● **Data extract**
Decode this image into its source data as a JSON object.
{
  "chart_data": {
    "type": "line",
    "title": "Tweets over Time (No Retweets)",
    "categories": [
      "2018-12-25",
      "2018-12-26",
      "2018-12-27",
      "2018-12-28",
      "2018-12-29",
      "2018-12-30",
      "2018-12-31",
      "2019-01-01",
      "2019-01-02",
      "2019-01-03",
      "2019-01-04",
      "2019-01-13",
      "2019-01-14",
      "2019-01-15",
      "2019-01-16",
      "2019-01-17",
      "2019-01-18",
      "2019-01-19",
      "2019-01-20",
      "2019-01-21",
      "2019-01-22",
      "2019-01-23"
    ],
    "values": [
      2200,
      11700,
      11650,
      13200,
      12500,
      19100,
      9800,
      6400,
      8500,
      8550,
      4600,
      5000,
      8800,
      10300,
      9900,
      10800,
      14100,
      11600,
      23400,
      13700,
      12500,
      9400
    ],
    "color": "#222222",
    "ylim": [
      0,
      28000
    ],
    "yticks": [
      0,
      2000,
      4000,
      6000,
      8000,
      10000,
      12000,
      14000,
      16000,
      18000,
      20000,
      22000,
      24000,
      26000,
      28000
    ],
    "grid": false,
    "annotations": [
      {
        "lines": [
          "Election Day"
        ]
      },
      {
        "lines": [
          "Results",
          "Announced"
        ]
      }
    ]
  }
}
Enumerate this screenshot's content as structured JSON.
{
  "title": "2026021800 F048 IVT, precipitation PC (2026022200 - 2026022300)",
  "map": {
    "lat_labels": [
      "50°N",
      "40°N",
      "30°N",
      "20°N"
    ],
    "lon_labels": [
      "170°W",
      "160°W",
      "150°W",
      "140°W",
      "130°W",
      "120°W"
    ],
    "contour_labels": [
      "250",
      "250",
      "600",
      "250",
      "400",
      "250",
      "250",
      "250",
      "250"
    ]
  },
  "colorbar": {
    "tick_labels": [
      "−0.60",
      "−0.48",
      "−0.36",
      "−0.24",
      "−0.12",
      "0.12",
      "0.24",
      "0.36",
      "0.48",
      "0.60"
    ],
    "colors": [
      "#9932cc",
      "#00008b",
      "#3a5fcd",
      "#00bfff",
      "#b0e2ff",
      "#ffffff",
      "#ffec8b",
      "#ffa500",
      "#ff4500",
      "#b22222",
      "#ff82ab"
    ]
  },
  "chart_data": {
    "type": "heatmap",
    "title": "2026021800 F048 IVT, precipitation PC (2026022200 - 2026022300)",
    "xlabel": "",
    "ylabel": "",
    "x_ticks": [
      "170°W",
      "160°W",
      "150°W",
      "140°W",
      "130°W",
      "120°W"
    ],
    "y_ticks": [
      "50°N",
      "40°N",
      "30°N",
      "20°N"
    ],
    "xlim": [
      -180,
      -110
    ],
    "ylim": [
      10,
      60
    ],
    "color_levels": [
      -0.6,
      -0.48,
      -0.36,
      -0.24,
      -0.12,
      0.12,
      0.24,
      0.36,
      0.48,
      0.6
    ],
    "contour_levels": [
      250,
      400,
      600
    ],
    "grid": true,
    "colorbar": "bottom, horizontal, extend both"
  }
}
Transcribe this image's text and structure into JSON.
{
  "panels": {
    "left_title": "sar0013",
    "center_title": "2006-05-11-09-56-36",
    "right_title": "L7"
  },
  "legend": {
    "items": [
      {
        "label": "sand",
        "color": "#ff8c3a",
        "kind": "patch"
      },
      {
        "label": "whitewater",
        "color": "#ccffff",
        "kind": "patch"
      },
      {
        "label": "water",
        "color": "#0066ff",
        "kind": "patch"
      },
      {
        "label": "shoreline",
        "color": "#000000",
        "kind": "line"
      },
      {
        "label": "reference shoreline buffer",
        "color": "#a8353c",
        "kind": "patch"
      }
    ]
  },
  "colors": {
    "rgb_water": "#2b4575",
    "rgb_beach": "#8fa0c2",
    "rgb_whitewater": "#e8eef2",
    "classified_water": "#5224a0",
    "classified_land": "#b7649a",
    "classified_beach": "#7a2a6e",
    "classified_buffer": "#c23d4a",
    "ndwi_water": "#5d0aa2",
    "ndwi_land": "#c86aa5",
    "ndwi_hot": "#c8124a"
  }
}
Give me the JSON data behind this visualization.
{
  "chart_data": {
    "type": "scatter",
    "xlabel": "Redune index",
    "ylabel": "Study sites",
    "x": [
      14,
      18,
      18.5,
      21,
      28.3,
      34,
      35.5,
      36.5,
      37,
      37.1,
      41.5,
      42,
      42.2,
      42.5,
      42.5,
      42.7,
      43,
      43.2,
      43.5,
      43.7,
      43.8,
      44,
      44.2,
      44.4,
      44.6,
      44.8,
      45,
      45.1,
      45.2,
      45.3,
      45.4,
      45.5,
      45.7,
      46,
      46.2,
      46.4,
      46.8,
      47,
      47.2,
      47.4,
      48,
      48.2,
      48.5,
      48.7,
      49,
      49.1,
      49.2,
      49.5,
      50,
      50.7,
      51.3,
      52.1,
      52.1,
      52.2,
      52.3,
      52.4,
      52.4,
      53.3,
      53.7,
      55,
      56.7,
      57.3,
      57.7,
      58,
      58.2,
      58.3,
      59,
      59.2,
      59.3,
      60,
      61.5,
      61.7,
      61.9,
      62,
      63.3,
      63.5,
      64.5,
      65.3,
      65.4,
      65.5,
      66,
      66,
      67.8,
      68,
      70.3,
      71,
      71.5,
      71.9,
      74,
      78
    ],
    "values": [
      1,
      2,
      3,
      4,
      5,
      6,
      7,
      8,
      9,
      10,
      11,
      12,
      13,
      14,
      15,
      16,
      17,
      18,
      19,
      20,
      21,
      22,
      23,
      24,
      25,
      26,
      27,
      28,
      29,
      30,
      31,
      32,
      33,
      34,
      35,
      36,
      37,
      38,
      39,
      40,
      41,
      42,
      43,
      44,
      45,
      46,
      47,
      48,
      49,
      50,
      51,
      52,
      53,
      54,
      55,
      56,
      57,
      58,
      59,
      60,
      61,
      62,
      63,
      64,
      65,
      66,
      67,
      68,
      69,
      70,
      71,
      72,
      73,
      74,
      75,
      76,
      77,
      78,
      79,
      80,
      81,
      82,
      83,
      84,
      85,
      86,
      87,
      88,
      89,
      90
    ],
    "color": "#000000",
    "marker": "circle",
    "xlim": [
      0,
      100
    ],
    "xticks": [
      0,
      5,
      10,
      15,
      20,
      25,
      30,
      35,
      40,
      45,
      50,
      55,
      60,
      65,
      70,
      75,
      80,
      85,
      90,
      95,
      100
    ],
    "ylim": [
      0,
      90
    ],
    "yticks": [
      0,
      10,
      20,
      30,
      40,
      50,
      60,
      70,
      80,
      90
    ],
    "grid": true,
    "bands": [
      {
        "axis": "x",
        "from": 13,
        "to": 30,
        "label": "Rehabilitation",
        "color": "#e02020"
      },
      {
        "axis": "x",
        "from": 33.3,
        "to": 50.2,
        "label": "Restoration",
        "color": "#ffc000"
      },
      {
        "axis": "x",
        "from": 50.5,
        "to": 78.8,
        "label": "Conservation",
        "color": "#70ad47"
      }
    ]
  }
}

● **What is asked**
Write the whole listing out again. Keep every line exactly as it is.

● **Answer below**
Decode this image into its source data as a JSON object.
{
  "chart_data": {
    "type": "line",
    "title": "Tweets over Time (No Retweets)",
    "categories": [
      "2018-12-25",
      "2018-12-26",
      "2018-12-27",
      "2018-12-28",
      "2018-12-29",
      "2018-12-30",
      "2018-12-31",
      "2019-01-01",
      "2019-01-02",
      "2019-01-03",
      "2019-01-04",
      "2019-01-13",
      "2019-01-14",
      "2019-01-15",
      "2019-01-16",
      "2019-01-17",
      "2019-01-18",
      "2019-01-19",
      "2019-01-20",
      "2019-01-21",
      "2019-01-22",
      "2019-01-23"
    ],
    "values": [
      2200,
      11700,
      11650,
      13200,
      12500,
      19100,
      9800,
      6400,
      8500,
      8550,
      4600,
      5000,
      8800,
      10300,
      9900,
      10800,
      14100,
      11600,
      23400,
      13700,
      12500,
      9400
    ],
    "color": "#222222",
    "ylim": [
      0,
      28000
    ],
    "yticks": [
      0,
      2000,
      4000,
      6000,
      8000,
      10000,
      12000,
      14000,
      16000,
      18000,
      20000,
      22000,
      24000,
      26000,
      28000
    ],
    "grid": false,
    "annotations": [
      {
        "lines": [
          "Election Day"
        ]
      },
      {
        "lines": [
          "Results",
          "Announced"
        ]
      }
    ]
  }
}
Enumerate this screenshot's content as structured JSON.
{
  "title": "2026021800 F048 IVT, precipitation PC (2026022200 - 2026022300)",
  "map": {
    "lat_labels": [
      "50°N",
      "40°N",
      "30°N",
      "20°N"
    ],
    "lon_labels": [
      "170°W",
      "160°W",
      "150°W",
      "140°W",
      "130°W",
      "120°W"
    ],
    "contour_labels": [
      "250",
      "250",
      "600",
      "250",
      "400",
      "250",
      "250",
      "250",
      "250"
    ]
  },
  "colorbar": {
    "tick_labels": [
      "−0.60",
      "−0.48",
      "−0.36",
      "−0.24",
      "−0.12",
      "0.12",
      "0.24",
      "0.36",
      "0.48",
      "0.60"
    ],
    "colors": [
      "#9932cc",
      "#00008b",
      "#3a5fcd",
      "#00bfff",
      "#b0e2ff",
      "#ffffff",
      "#ffec8b",
      "#ffa500",
      "#ff4500",
      "#b22222",
      "#ff82ab"
    ]
  },
  "chart_data": {
    "type": "heatmap",
    "title": "2026021800 F048 IVT, precipitation PC (2026022200 - 2026022300)",
    "xlabel": "",
    "ylabel": "",
    "x_ticks": [
      "170°W",
      "160°W",
      "150°W",
      "140°W",
      "130°W",
      "120°W"
    ],
    "y_ticks": [
      "50°N",
      "40°N",
      "30°N",
      "20°N"
    ],
    "xlim": [
      -180,
      -110
    ],
    "ylim": [
      10,
      60
    ],
    "color_levels": [
      -0.6,
      -0.48,
      -0.36,
      -0.24,
      -0.12,
      0.12,
      0.24,
      0.36,
      0.48,
      0.6
    ],
    "contour_levels": [
      250,
      400,
      600
    ],
    "grid": true,
    "colorbar": "bottom, horizontal, extend both"
  }
}
Transcribe this image's text and structure into JSON.
{
  "panels": {
    "left_title": "sar0013",
    "center_title": "2006-05-11-09-56-36",
    "right_title": "L7"
  },
  "legend": {
    "items": [
      {
        "label": "sand",
        "color": "#ff8c3a",
        "kind": "patch"
      },
      {
        "label": "whitewater",
        "color": "#ccffff",
        "kind": "patch"
      },
      {
        "label": "water",
        "color": "#0066ff",
        "kind": "patch"
      },
      {
        "label": "shoreline",
        "color": "#000000",
        "kind": "line"
      },
      {
        "label": "reference shoreline buffer",
        "color": "#a8353c",
        "kind": "patch"
      }
    ]
  },
  "colors": {
    "rgb_water": "#2b4575",
    "rgb_beach": "#8fa0c2",
    "rgb_whitewater": "#e8eef2",
    "classified_water": "#5224a0",
    "classified_land": "#b7649a",
    "classified_beach": "#7a2a6e",
    "classified_buffer": "#c23d4a",
    "ndwi_water": "#5d0aa2",
    "ndwi_land": "#c86aa5",
    "ndwi_hot": "#c8124a"
  }
}
Give me the JSON data behind this visualization.
{
  "chart_data": {
    "type": "scatter",
    "xlabel": "Redune index",
    "ylabel": "Study sites",
    "x": [
      14,
      18,
      18.5,
      21,
      28.3,
      34,
      35.5,
      36.5,
      37,
      37.1,
      41.5,
      42,
      42.2,
      42.5,
      42.5,
      42.7,
      43,
      43.2,
      43.5,
      43.7,
      43.8,
      44,
      44.2,
      44.4,
      44.6,
      44.8,
      45,
      45.1,
      45.2,
      45.3,
      45.4,
      45.5,
      45.7,
      46,
      46.2,
      46.4,
      46.8,
      47,
      47.2,
      47.4,
      48,
      48.2,
      48.5,
      48.7,
      49,
      49.1,
      49.2,
      49.5,
      50,
      50.7,
      51.3,
      52.1,
      52.1,
      52.2,
      52.3,
      52.4,
      52.4,
      53.3,
      53.7,
      55,
      56.7,
      57.3,
      57.7,
      58,
      58.2,
      58.3,
      59,
      59.2,
      59.3,
      60,
      61.5,
      61.7,
      61.9,
      62,
      63.3,
      63.5,
      64.5,
      65.3,
      65.4,
      65.5,
      66,
      66,
      67.8,
      68,
      70.3,
      71,
      71.5,
      71.9,
      74,
      78
    ],
    "values": [
      1,
      2,
      3,
      4,
      5,
      6,
      7,
      8,
      9,
      10,
      11,
      12,
      13,
      14,
      15,
      16,
      17,
      18,
      19,
      20,
      21,
      22,
      23,
      24,
      25,
      26,
      27,
      28,
      29,
      30,
      31,
      32,
      33,
      34,
      35,
      36,
      37,
      38,
      39,
      40,
      41,
      42,
      43,
      44,
      45,
      46,
      47,
      48,
      49,
      50,
      51,
      52,
      53,
      54,
      55,
      56,
      57,
      58,
      59,
      60,
      61,
      62,
      63,
      64,
      65,
      66,
      67,
      68,
      69,
      70,
      71,
      72,
      73,
      74,
      75,
      76,
      77,
      78,
      79,
      80,
      81,
      82,
      83,
      84,
      85,
      86,
      87,
      88,
      89,
      90
    ],
    "color": "#000000",
    "marker": "circle",
    "xlim": [
      0,
      100
    ],
    "xticks": [
      0,
      5,
      10,
      15,
      20,
      25,
      30,
      35,
      40,
      45,
      50,
      55,
      60,
      65,
      70,
      75,
      80,
      85,
      90,
      95,
      100
    ],
    "ylim": [
      0,
      90
    ],
    "yticks": [
      0,
      10,
      20,
      30,
      40,
      50,
      60,
      70,
      80,
      90
    ],
    "grid": true,
    "bands": [
      {
        "axis": "x",
        "from": 13,
        "to": 30,
        "label": "Rehabilitation",
        "color": "#e02020"
      },
      {
        "axis": "x",
        "from": 33.3,
        "to": 50.2,
        "label": "Restoration",
        "color": "#ffc000"
      },
      {
        "axis": "x",
        "from": 50.5,
        "to": 78.8,
        "label": "Conservation",
        "color": "#70ad47"
      }
    ]
  }
}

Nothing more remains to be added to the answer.